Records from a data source

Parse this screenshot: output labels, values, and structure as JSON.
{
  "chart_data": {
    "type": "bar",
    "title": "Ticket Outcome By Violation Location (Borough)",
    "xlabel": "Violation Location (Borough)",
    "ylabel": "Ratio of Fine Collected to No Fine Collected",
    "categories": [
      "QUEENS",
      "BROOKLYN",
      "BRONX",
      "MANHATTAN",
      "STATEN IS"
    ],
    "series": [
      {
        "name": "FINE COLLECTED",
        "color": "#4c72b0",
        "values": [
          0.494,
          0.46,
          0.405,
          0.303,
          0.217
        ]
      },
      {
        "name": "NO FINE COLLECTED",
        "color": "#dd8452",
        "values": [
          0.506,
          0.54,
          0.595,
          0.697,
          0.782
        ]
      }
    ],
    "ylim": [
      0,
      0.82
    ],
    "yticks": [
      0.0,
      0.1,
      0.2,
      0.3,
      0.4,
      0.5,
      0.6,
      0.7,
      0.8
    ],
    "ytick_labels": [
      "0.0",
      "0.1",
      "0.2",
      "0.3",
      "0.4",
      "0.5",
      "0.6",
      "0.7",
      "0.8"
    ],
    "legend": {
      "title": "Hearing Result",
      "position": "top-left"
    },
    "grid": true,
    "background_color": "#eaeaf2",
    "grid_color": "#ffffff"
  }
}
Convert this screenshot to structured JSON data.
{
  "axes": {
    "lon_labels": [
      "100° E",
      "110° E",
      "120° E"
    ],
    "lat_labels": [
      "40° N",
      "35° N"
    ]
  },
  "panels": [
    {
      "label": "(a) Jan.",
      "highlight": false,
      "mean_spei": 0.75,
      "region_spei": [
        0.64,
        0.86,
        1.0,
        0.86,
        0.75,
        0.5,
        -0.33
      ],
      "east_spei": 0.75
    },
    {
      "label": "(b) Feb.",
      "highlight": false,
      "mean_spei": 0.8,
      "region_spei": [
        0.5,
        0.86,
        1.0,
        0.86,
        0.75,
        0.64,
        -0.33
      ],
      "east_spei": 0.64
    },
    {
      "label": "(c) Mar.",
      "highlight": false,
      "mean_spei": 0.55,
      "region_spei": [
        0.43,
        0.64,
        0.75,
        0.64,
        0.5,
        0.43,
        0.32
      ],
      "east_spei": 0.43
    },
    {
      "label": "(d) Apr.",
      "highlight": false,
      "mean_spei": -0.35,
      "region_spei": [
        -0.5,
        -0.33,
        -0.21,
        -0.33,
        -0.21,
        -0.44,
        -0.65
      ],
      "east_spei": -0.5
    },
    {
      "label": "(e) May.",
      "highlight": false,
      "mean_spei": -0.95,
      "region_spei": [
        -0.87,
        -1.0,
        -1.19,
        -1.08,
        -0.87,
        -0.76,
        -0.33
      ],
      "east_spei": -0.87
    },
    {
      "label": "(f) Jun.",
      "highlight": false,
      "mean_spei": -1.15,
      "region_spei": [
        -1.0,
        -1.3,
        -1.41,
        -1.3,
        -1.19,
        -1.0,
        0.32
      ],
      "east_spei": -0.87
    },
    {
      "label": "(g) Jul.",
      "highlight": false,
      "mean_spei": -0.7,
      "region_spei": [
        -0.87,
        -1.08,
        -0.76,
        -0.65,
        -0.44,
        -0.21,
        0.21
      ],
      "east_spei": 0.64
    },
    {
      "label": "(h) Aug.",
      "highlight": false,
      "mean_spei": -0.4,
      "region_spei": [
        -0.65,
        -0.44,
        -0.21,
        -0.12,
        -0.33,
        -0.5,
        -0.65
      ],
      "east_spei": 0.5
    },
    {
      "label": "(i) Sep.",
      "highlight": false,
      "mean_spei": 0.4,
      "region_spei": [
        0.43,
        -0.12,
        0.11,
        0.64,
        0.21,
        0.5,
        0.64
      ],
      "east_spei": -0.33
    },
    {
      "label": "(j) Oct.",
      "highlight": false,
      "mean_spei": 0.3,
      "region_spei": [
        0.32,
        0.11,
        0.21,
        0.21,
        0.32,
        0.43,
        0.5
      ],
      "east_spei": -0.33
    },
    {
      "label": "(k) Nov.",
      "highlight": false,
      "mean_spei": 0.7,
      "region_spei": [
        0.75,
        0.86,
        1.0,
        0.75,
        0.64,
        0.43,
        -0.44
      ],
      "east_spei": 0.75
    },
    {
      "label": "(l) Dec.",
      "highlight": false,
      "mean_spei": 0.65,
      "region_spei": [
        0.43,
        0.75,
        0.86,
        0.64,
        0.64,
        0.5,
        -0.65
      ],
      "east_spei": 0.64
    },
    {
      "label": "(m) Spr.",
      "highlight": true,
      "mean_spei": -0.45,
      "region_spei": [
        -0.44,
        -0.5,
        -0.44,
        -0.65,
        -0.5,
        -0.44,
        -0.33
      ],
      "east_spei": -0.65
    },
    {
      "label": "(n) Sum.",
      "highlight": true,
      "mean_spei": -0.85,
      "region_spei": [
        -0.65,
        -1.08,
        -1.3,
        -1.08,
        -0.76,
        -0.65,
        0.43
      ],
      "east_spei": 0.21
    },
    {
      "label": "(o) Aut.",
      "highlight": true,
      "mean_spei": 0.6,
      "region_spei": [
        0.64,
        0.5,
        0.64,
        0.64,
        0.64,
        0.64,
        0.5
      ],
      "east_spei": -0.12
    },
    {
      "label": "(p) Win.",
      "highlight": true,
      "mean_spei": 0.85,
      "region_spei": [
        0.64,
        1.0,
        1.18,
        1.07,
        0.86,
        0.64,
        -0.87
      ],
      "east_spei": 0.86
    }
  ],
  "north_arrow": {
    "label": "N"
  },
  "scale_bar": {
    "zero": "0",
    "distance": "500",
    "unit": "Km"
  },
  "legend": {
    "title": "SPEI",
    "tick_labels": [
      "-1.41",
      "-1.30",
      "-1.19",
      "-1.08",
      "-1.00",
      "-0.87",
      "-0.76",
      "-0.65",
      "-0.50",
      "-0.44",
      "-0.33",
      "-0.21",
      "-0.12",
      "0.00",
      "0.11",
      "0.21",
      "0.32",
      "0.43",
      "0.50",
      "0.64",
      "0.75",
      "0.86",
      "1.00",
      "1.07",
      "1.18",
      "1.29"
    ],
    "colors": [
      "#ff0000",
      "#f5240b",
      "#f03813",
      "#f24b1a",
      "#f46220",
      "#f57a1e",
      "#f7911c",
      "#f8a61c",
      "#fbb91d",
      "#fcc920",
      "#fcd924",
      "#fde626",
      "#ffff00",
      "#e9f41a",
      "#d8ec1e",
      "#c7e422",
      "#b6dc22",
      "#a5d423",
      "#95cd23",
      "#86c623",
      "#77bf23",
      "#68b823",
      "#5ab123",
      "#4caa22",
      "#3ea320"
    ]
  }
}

- [YOUR TASK]: Return the listing above word for word.

- [WRITTEN SOLUTION]:
Parse this screenshot: output labels, values, and structure as JSON.
{
  "chart_data": {
    "type": "bar",
    "title": "Ticket Outcome By Violation Location (Borough)",
    "xlabel": "Violation Location (Borough)",
    "ylabel": "Ratio of Fine Collected to No Fine Collected",
    "categories": [
      "QUEENS",
      "BROOKLYN",
      "BRONX",
      "MANHATTAN",
      "STATEN IS"
    ],
    "series": [
      {
        "name": "FINE COLLECTED",
        "color": "#4c72b0",
        "values": [
          0.494,
          0.46,
          0.405,
          0.303,
          0.217
        ]
      },
      {
        "name": "NO FINE COLLECTED",
        "color": "#dd8452",
        "values": [
          0.506,
          0.54,
          0.595,
          0.697,
          0.782
        ]
      }
    ],
    "ylim": [
      0,
      0.82
    ],
    "yticks": [
      0.0,
      0.1,
      0.2,
      0.3,
      0.4,
      0.5,
      0.6,
      0.7,
      0.8
    ],
    "ytick_labels": [
      "0.0",
      "0.1",
      "0.2",
      "0.3",
      "0.4",
      "0.5",
      "0.6",
      "0.7",
      "0.8"
    ],
    "legend": {
      "title": "Hearing Result",
      "position": "top-left"
    },
    "grid": true,
    "background_color": "#eaeaf2",
    "grid_color": "#ffffff"
  }
}
Convert this screenshot to structured JSON data.
{
  "axes": {
    "lon_labels": [
      "100° E",
      "110° E",
      "120° E"
    ],
    "lat_labels": [
      "40° N",
      "35° N"
    ]
  },
  "panels": [
    {
      "label": "(a) Jan.",
      "highlight": false,
      "mean_spei": 0.75,
      "region_spei": [
        0.64,
        0.86,
        1.0,
        0.86,
        0.75,
        0.5,
        -0.33
      ],
      "east_spei": 0.75
    },
    {
      "label": "(b) Feb.",
      "highlight": false,
      "mean_spei": 0.8,
      "region_spei": [
        0.5,
        0.86,
        1.0,
        0.86,
        0.75,
        0.64,
        -0.33
      ],
      "east_spei": 0.64
    },
    {
      "label": "(c) Mar.",
      "highlight": false,
      "mean_spei": 0.55,
      "region_spei": [
        0.43,
        0.64,
        0.75,
        0.64,
        0.5,
        0.43,
        0.32
      ],
      "east_spei": 0.43
    },
    {
      "label": "(d) Apr.",
      "highlight": false,
      "mean_spei": -0.35,
      "region_spei": [
        -0.5,
        -0.33,
        -0.21,
        -0.33,
        -0.21,
        -0.44,
        -0.65
      ],
      "east_spei": -0.5
    },
    {
      "label": "(e) May.",
      "highlight": false,
      "mean_spei": -0.95,
      "region_spei": [
        -0.87,
        -1.0,
        -1.19,
        -1.08,
        -0.87,
        -0.76,
        -0.33
      ],
      "east_spei": -0.87
    },
    {
      "label": "(f) Jun.",
      "highlight": false,
      "mean_spei": -1.15,
      "region_spei": [
        -1.0,
        -1.3,
        -1.41,
        -1.3,
        -1.19,
        -1.0,
        0.32
      ],
      "east_spei": -0.87
    },
    {
      "label": "(g) Jul.",
      "highlight": false,
      "mean_spei": -0.7,
      "region_spei": [
        -0.87,
        -1.08,
        -0.76,
        -0.65,
        -0.44,
        -0.21,
        0.21
      ],
      "east_spei": 0.64
    },
    {
      "label": "(h) Aug.",
      "highlight": false,
      "mean_spei": -0.4,
      "region_spei": [
        -0.65,
        -0.44,
        -0.21,
        -0.12,
        -0.33,
        -0.5,
        -0.65
      ],
      "east_spei": 0.5
    },
    {
      "label": "(i) Sep.",
      "highlight": false,
      "mean_spei": 0.4,
      "region_spei": [
        0.43,
        -0.12,
        0.11,
        0.64,
        0.21,
        0.5,
        0.64
      ],
      "east_spei": -0.33
    },
    {
      "label": "(j) Oct.",
      "highlight": false,
      "mean_spei": 0.3,
      "region_spei": [
        0.32,
        0.11,
        0.21,
        0.21,
        0.32,
        0.43,
        0.5
      ],
      "east_spei": -0.33
    },
    {
      "label": "(k) Nov.",
      "highlight": false,
      "mean_spei": 0.7,
      "region_spei": [
        0.75,
        0.86,
        1.0,
        0.75,
        0.64,
        0.43,
        -0.44
      ],
      "east_spei": 0.75
    },
    {
      "label": "(l) Dec.",
      "highlight": false,
      "mean_spei": 0.65,
      "region_spei": [
        0.43,
        0.75,
        0.86,
        0.64,
        0.64,
        0.5,
        -0.65
      ],
      "east_spei": 0.64
    },
    {
      "label": "(m) Spr.",
      "highlight": true,
      "mean_spei": -0.45,
      "region_spei": [
        -0.44,
        -0.5,
        -0.44,
        -0.65,
        -0.5,
        -0.44,
        -0.33
      ],
      "east_spei": -0.65
    },
    {
      "label": "(n) Sum.",
      "highlight": true,
      "mean_spei": -0.85,
      "region_spei": [
        -0.65,
        -1.08,
        -1.3,
        -1.08,
        -0.76,
        -0.65,
        0.43
      ],
      "east_spei": 0.21
    },
    {
      "label": "(o) Aut.",
      "highlight": true,
      "mean_spei": 0.6,
      "region_spei": [
        0.64,
        0.5,
        0.64,
        0.64,
        0.64,
        0.64,
        0.5
      ],
      "east_spei": -0.12
    },
    {
      "label": "(p) Win.",
      "highlight": true,
      "mean_spei": 0.85,
      "region_spei": [
        0.64,
        1.0,
        1.18,
        1.07,
        0.86,
        0.64,
        -0.87
      ],
      "east_spei": 0.86
    }
  ],
  "north_arrow": {
    "label": "N"
  },
  "scale_bar": {
    "zero": "0",
    "distance": "500",
    "unit": "Km"
  },
  "legend": {
    "title": "SPEI",
    "tick_labels": [
      "-1.41",
      "-1.30",
      "-1.19",
      "-1.08",
      "-1.00",
      "-0.87",
      "-0.76",
      "-0.65",
      "-0.50",
      "-0.44",
      "-0.33",
      "-0.21",
      "-0.12",
      "0.00",
      "0.11",
      "0.21",
      "0.32",
      "0.43",
      "0.50",
      "0.64",
      "0.75",
      "0.86",
      "1.00",
      "1.07",
      "1.18",
      "1.29"
    ],
    "colors": [
      "#ff0000",
      "#f5240b",
      "#f03813",
      "#f24b1a",
      "#f46220",
      "#f57a1e",
      "#f7911c",
      "#f8a61c",
      "#fbb91d",
      "#fcc920",
      "#fcd924",
      "#fde626",
      "#ffff00",
      "#e9f41a",
      "#d8ec1e",
      "#c7e422",
      "#b6dc22",
      "#a5d423",
      "#95cd23",
      "#86c623",
      "#77bf23",
      "#68b823",
      "#5ab123",
      "#4caa22",
      "#3ea320"
    ]
  }
}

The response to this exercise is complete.